▶ _What needs to be done_
Return the entries below in their exact form, leaving the pictures out.

▶ _Record list_
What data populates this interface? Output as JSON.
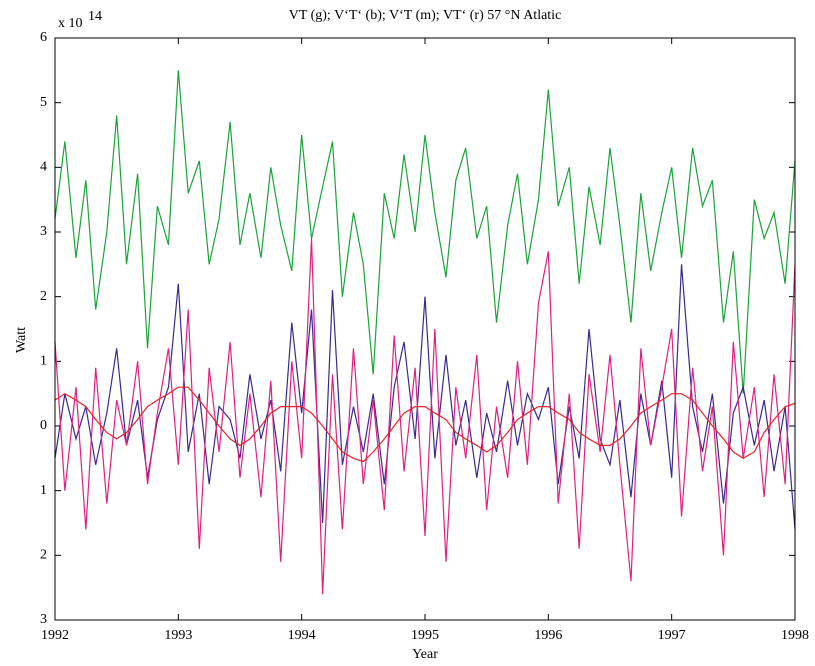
{
  "chart_data": {
    "type": "line",
    "title": "VT (g); V‘T‘ (b); V‘T (m); VT‘ (r) 57 °N Atlatic",
    "x_label": "Year",
    "y_label": "Watt",
    "y_multiplier": {
      "base": "x 10",
      "exponent": "14"
    },
    "x": [
      1992,
      1992.08,
      1992.17,
      1992.25,
      1992.33,
      1992.42,
      1992.5,
      1992.58,
      1992.67,
      1992.75,
      1992.83,
      1992.92,
      1993,
      1993.08,
      1993.17,
      1993.25,
      1993.33,
      1993.42,
      1993.5,
      1993.58,
      1993.67,
      1993.75,
      1993.83,
      1993.92,
      1994,
      1994.08,
      1994.17,
      1994.25,
      1994.33,
      1994.42,
      1994.5,
      1994.58,
      1994.67,
      1994.75,
      1994.83,
      1994.92,
      1995,
      1995.08,
      1995.17,
      1995.25,
      1995.33,
      1995.42,
      1995.5,
      1995.58,
      1995.67,
      1995.75,
      1995.83,
      1995.92,
      1996,
      1996.08,
      1996.17,
      1996.25,
      1996.33,
      1996.42,
      1996.5,
      1996.58,
      1996.67,
      1996.75,
      1996.83,
      1996.92,
      1997,
      1997.08,
      1997.17,
      1997.25,
      1997.33,
      1997.42,
      1997.5,
      1997.58,
      1997.67,
      1997.75,
      1997.83,
      1997.92,
      1998
    ],
    "series": [
      {
        "color": "#1aa33a",
        "values": [
          3.2,
          4.4,
          2.6,
          3.8,
          1.8,
          3.0,
          4.8,
          2.5,
          3.9,
          1.2,
          3.4,
          2.8,
          5.5,
          3.6,
          4.1,
          2.5,
          3.2,
          4.7,
          2.8,
          3.6,
          2.6,
          4.0,
          3.1,
          2.4,
          4.5,
          2.9,
          3.7,
          4.4,
          2.0,
          3.3,
          2.5,
          0.8,
          3.6,
          2.9,
          4.2,
          3.0,
          4.5,
          3.3,
          2.3,
          3.8,
          4.3,
          2.9,
          3.4,
          1.6,
          3.1,
          3.9,
          2.5,
          3.5,
          5.2,
          3.4,
          4.0,
          2.2,
          3.7,
          2.8,
          4.3,
          3.1,
          1.6,
          3.6,
          2.4,
          3.3,
          4.0,
          2.6,
          4.3,
          3.4,
          3.8,
          1.6,
          2.7,
          0.5,
          3.5,
          2.9,
          3.3,
          2.2,
          4.1
        ]
      },
      {
        "color": "#3a2a8c",
        "values": [
          -0.5,
          0.5,
          -0.2,
          0.3,
          -0.6,
          0.2,
          1.2,
          -0.3,
          0.4,
          -0.8,
          0.1,
          0.6,
          2.2,
          -0.4,
          0.5,
          -0.9,
          0.3,
          0.1,
          -0.5,
          0.8,
          -0.2,
          0.4,
          -0.7,
          1.6,
          0.2,
          1.8,
          -1.5,
          2.1,
          -0.6,
          0.3,
          -0.4,
          0.5,
          -0.9,
          0.6,
          1.3,
          -0.2,
          2.0,
          -0.5,
          1.1,
          -0.3,
          0.4,
          -0.8,
          0.2,
          -0.4,
          0.7,
          -0.3,
          0.5,
          0.1,
          0.6,
          -0.9,
          0.3,
          -0.5,
          1.5,
          -0.2,
          -0.6,
          0.4,
          -1.1,
          0.5,
          -0.3,
          0.7,
          -0.8,
          2.5,
          0.3,
          -0.4,
          0.5,
          -1.2,
          0.2,
          0.6,
          -0.3,
          0.4,
          -0.7,
          0.3,
          -1.6
        ]
      },
      {
        "color": "#e0207f",
        "values": [
          1.3,
          -1.0,
          0.6,
          -1.6,
          0.9,
          -1.2,
          0.4,
          -0.3,
          1.0,
          -0.9,
          0.2,
          1.2,
          -0.6,
          1.8,
          -1.9,
          0.9,
          -0.4,
          1.3,
          -0.8,
          0.5,
          -1.1,
          0.7,
          -2.1,
          1.0,
          -0.5,
          2.9,
          -2.6,
          0.8,
          -1.6,
          1.2,
          -0.9,
          0.4,
          -1.3,
          1.4,
          -0.7,
          0.9,
          -1.7,
          1.5,
          -2.1,
          0.6,
          -0.5,
          1.1,
          -1.3,
          0.3,
          -0.8,
          1.0,
          -0.6,
          1.9,
          2.7,
          -1.2,
          0.5,
          -1.9,
          0.8,
          -0.4,
          1.1,
          -0.6,
          -2.4,
          1.2,
          -0.3,
          0.6,
          1.5,
          -1.4,
          0.9,
          -0.7,
          0.3,
          -2.0,
          1.3,
          -0.5,
          0.6,
          -1.1,
          0.8,
          -0.9,
          2.5
        ]
      },
      {
        "color": "#e8222a",
        "values": [
          0.4,
          0.5,
          0.4,
          0.3,
          0.1,
          -0.1,
          -0.2,
          -0.1,
          0.1,
          0.3,
          0.4,
          0.5,
          0.6,
          0.6,
          0.4,
          0.2,
          0.0,
          -0.2,
          -0.3,
          -0.2,
          0.0,
          0.2,
          0.3,
          0.3,
          0.3,
          0.2,
          0.0,
          -0.2,
          -0.4,
          -0.5,
          -0.55,
          -0.4,
          -0.2,
          0.0,
          0.2,
          0.3,
          0.3,
          0.2,
          0.1,
          -0.1,
          -0.2,
          -0.3,
          -0.4,
          -0.3,
          -0.1,
          0.1,
          0.2,
          0.3,
          0.3,
          0.2,
          0.1,
          -0.1,
          -0.2,
          -0.3,
          -0.3,
          -0.2,
          0.0,
          0.2,
          0.3,
          0.4,
          0.5,
          0.5,
          0.4,
          0.2,
          0.0,
          -0.2,
          -0.4,
          -0.5,
          -0.4,
          -0.1,
          0.1,
          0.3,
          0.35
        ]
      }
    ],
    "xlim": [
      1992,
      1998
    ],
    "xticks": [
      1992,
      1993,
      1994,
      1995,
      1996,
      1997,
      1998
    ],
    "ylim": [
      -3,
      6
    ],
    "yticks": [
      {
        "value": -3,
        "label": "3"
      },
      {
        "value": -2,
        "label": "2"
      },
      {
        "value": -1,
        "label": "1"
      },
      0,
      1,
      2,
      3,
      4,
      5,
      6
    ],
    "grid": false
  }
}
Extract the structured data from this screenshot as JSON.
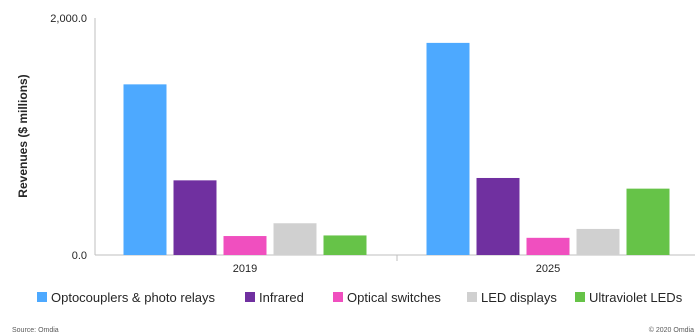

▶ _Answer to the task_
What data populates this interface? Output as JSON.
{
  "chart_data": {
    "type": "line",
    "title": "VT (g); V‘T‘ (b); V‘T (m); VT‘ (r) 57 °N Atlatic",
    "x_label": "Year",
    "y_label": "Watt",
    "y_multiplier": {
      "base": "x 10",
      "exponent": "14"
    },
    "x": [
      1992,
      1992.08,
      1992.17,
      1992.25,
      1992.33,
      1992.42,
      1992.5,
      1992.58,
      1992.67,
      1992.75,
      1992.83,
      1992.92,
      1993,
      1993.08,
      1993.17,
      1993.25,
      1993.33,
      1993.42,
      1993.5,
      1993.58,
      1993.67,
      1993.75,
      1993.83,
      1993.92,
      1994,
      1994.08,
      1994.17,
      1994.25,
      1994.33,
      1994.42,
      1994.5,
      1994.58,
      1994.67,
      1994.75,
      1994.83,
      1994.92,
      1995,
      1995.08,
      1995.17,
      1995.25,
      1995.33,
      1995.42,
      1995.5,
      1995.58,
      1995.67,
      1995.75,
      1995.83,
      1995.92,
      1996,
      1996.08,
      1996.17,
      1996.25,
      1996.33,
      1996.42,
      1996.5,
      1996.58,
      1996.67,
      1996.75,
      1996.83,
      1996.92,
      1997,
      1997.08,
      1997.17,
      1997.25,
      1997.33,
      1997.42,
      1997.5,
      1997.58,
      1997.67,
      1997.75,
      1997.83,
      1997.92,
      1998
    ],
    "series": [
      {
        "color": "#1aa33a",
        "values": [
          3.2,
          4.4,
          2.6,
          3.8,
          1.8,
          3.0,
          4.8,
          2.5,
          3.9,
          1.2,
          3.4,
          2.8,
          5.5,
          3.6,
          4.1,
          2.5,
          3.2,
          4.7,
          2.8,
          3.6,
          2.6,
          4.0,
          3.1,
          2.4,
          4.5,
          2.9,
          3.7,
          4.4,
          2.0,
          3.3,
          2.5,
          0.8,
          3.6,
          2.9,
          4.2,
          3.0,
          4.5,
          3.3,
          2.3,
          3.8,
          4.3,
          2.9,
          3.4,
          1.6,
          3.1,
          3.9,
          2.5,
          3.5,
          5.2,
          3.4,
          4.0,
          2.2,
          3.7,
          2.8,
          4.3,
          3.1,
          1.6,
          3.6,
          2.4,
          3.3,
          4.0,
          2.6,
          4.3,
          3.4,
          3.8,
          1.6,
          2.7,
          0.5,
          3.5,
          2.9,
          3.3,
          2.2,
          4.1
        ]
      },
      {
        "color": "#3a2a8c",
        "values": [
          -0.5,
          0.5,
          -0.2,
          0.3,
          -0.6,
          0.2,
          1.2,
          -0.3,
          0.4,
          -0.8,
          0.1,
          0.6,
          2.2,
          -0.4,
          0.5,
          -0.9,
          0.3,
          0.1,
          -0.5,
          0.8,
          -0.2,
          0.4,
          -0.7,
          1.6,
          0.2,
          1.8,
          -1.5,
          2.1,
          -0.6,
          0.3,
          -0.4,
          0.5,
          -0.9,
          0.6,
          1.3,
          -0.2,
          2.0,
          -0.5,
          1.1,
          -0.3,
          0.4,
          -0.8,
          0.2,
          -0.4,
          0.7,
          -0.3,
          0.5,
          0.1,
          0.6,
          -0.9,
          0.3,
          -0.5,
          1.5,
          -0.2,
          -0.6,
          0.4,
          -1.1,
          0.5,
          -0.3,
          0.7,
          -0.8,
          2.5,
          0.3,
          -0.4,
          0.5,
          -1.2,
          0.2,
          0.6,
          -0.3,
          0.4,
          -0.7,
          0.3,
          -1.6
        ]
      },
      {
        "color": "#e0207f",
        "values": [
          1.3,
          -1.0,
          0.6,
          -1.6,
          0.9,
          -1.2,
          0.4,
          -0.3,
          1.0,
          -0.9,
          0.2,
          1.2,
          -0.6,
          1.8,
          -1.9,
          0.9,
          -0.4,
          1.3,
          -0.8,
          0.5,
          -1.1,
          0.7,
          -2.1,
          1.0,
          -0.5,
          2.9,
          -2.6,
          0.8,
          -1.6,
          1.2,
          -0.9,
          0.4,
          -1.3,
          1.4,
          -0.7,
          0.9,
          -1.7,
          1.5,
          -2.1,
          0.6,
          -0.5,
          1.1,
          -1.3,
          0.3,
          -0.8,
          1.0,
          -0.6,
          1.9,
          2.7,
          -1.2,
          0.5,
          -1.9,
          0.8,
          -0.4,
          1.1,
          -0.6,
          -2.4,
          1.2,
          -0.3,
          0.6,
          1.5,
          -1.4,
          0.9,
          -0.7,
          0.3,
          -2.0,
          1.3,
          -0.5,
          0.6,
          -1.1,
          0.8,
          -0.9,
          2.5
        ]
      },
      {
        "color": "#e8222a",
        "values": [
          0.4,
          0.5,
          0.4,
          0.3,
          0.1,
          -0.1,
          -0.2,
          -0.1,
          0.1,
          0.3,
          0.4,
          0.5,
          0.6,
          0.6,
          0.4,
          0.2,
          0.0,
          -0.2,
          -0.3,
          -0.2,
          0.0,
          0.2,
          0.3,
          0.3,
          0.3,
          0.2,
          0.0,
          -0.2,
          -0.4,
          -0.5,
          -0.55,
          -0.4,
          -0.2,
          0.0,
          0.2,
          0.3,
          0.3,
          0.2,
          0.1,
          -0.1,
          -0.2,
          -0.3,
          -0.4,
          -0.3,
          -0.1,
          0.1,
          0.2,
          0.3,
          0.3,
          0.2,
          0.1,
          -0.1,
          -0.2,
          -0.3,
          -0.3,
          -0.2,
          0.0,
          0.2,
          0.3,
          0.4,
          0.5,
          0.5,
          0.4,
          0.2,
          0.0,
          -0.2,
          -0.4,
          -0.5,
          -0.4,
          -0.1,
          0.1,
          0.3,
          0.35
        ]
      }
    ],
    "xlim": [
      1992,
      1998
    ],
    "xticks": [
      1992,
      1993,
      1994,
      1995,
      1996,
      1997,
      1998
    ],
    "ylim": [
      -3,
      6
    ],
    "yticks": [
      {
        "value": -3,
        "label": "3"
      },
      {
        "value": -2,
        "label": "2"
      },
      {
        "value": -1,
        "label": "1"
      },
      0,
      1,
      2,
      3,
      4,
      5,
      6
    ],
    "grid": false
  }
}
Extract the structured data from this screenshot as JSON.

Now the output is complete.